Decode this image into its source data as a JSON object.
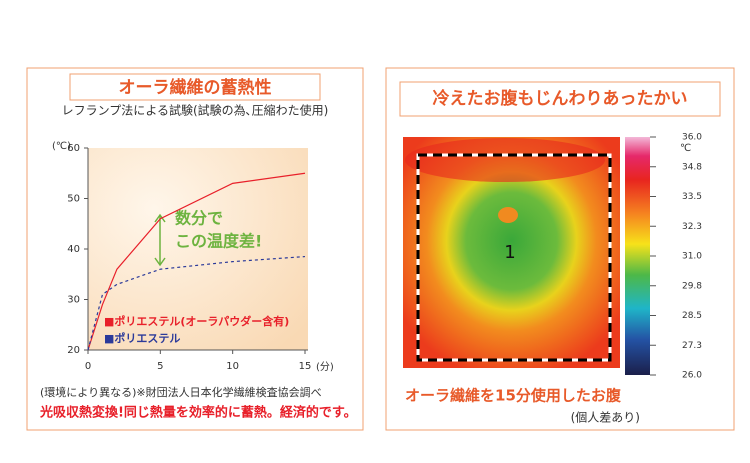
{
  "chart_data": {
    "type": "line",
    "title": "オーラ繊維の蓄熱性",
    "subtitle": "レフランプ法による試験(試験の為､圧縮わた使用)",
    "xlabel": "(分)",
    "ylabel": "(℃)",
    "x": [
      0,
      1,
      2,
      5,
      10,
      15
    ],
    "series": [
      {
        "name": "■ポリエステル(オーラパウダー含有)",
        "color": "#e8202a",
        "dashed": false,
        "values": [
          20,
          29,
          36,
          46,
          53,
          55
        ]
      },
      {
        "name": "■ポリエステル",
        "color": "#2b3a9a",
        "dashed": true,
        "values": [
          20,
          31,
          33,
          36,
          37.5,
          38.5
        ]
      }
    ],
    "xlim": [
      0,
      15
    ],
    "ylim": [
      20,
      60
    ],
    "xticks": [
      0,
      5,
      10,
      15
    ],
    "yticks": [
      20,
      30,
      40,
      50,
      60
    ],
    "annotation": [
      "数分で",
      "この温度差!"
    ],
    "note": "(環境により異なる)※財団法人日本化学繊維検査協会調べ",
    "tagline": "光吸収熱変換!同じ熱量を効率的に蓄熱。経済的です。"
  },
  "thermal": {
    "title": "冷えたお腹もじんわりあったかい",
    "region": "1",
    "unit": "℃",
    "scale": [
      "36.0",
      "34.8",
      "33.5",
      "32.3",
      "31.0",
      "29.8",
      "28.5",
      "27.3",
      "26.0"
    ],
    "caption": "オーラ繊維を15分使用したお腹",
    "remark": "(個人差あり)"
  }
}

→ Stated problem
All of the data above should be transcribed verbatim, with pictures omitted.

→ Output for this exercise
Decode this image into its source data as a JSON object.
{
  "chart_data": {
    "type": "line",
    "title": "オーラ繊維の蓄熱性",
    "subtitle": "レフランプ法による試験(試験の為､圧縮わた使用)",
    "xlabel": "(分)",
    "ylabel": "(℃)",
    "x": [
      0,
      1,
      2,
      5,
      10,
      15
    ],
    "series": [
      {
        "name": "■ポリエステル(オーラパウダー含有)",
        "color": "#e8202a",
        "dashed": false,
        "values": [
          20,
          29,
          36,
          46,
          53,
          55
        ]
      },
      {
        "name": "■ポリエステル",
        "color": "#2b3a9a",
        "dashed": true,
        "values": [
          20,
          31,
          33,
          36,
          37.5,
          38.5
        ]
      }
    ],
    "xlim": [
      0,
      15
    ],
    "ylim": [
      20,
      60
    ],
    "xticks": [
      0,
      5,
      10,
      15
    ],
    "yticks": [
      20,
      30,
      40,
      50,
      60
    ],
    "annotation": [
      "数分で",
      "この温度差!"
    ],
    "note": "(環境により異なる)※財団法人日本化学繊維検査協会調べ",
    "tagline": "光吸収熱変換!同じ熱量を効率的に蓄熱。経済的です。"
  },
  "thermal": {
    "title": "冷えたお腹もじんわりあったかい",
    "region": "1",
    "unit": "℃",
    "scale": [
      "36.0",
      "34.8",
      "33.5",
      "32.3",
      "31.0",
      "29.8",
      "28.5",
      "27.3",
      "26.0"
    ],
    "caption": "オーラ繊維を15分使用したお腹",
    "remark": "(個人差あり)"
  }
}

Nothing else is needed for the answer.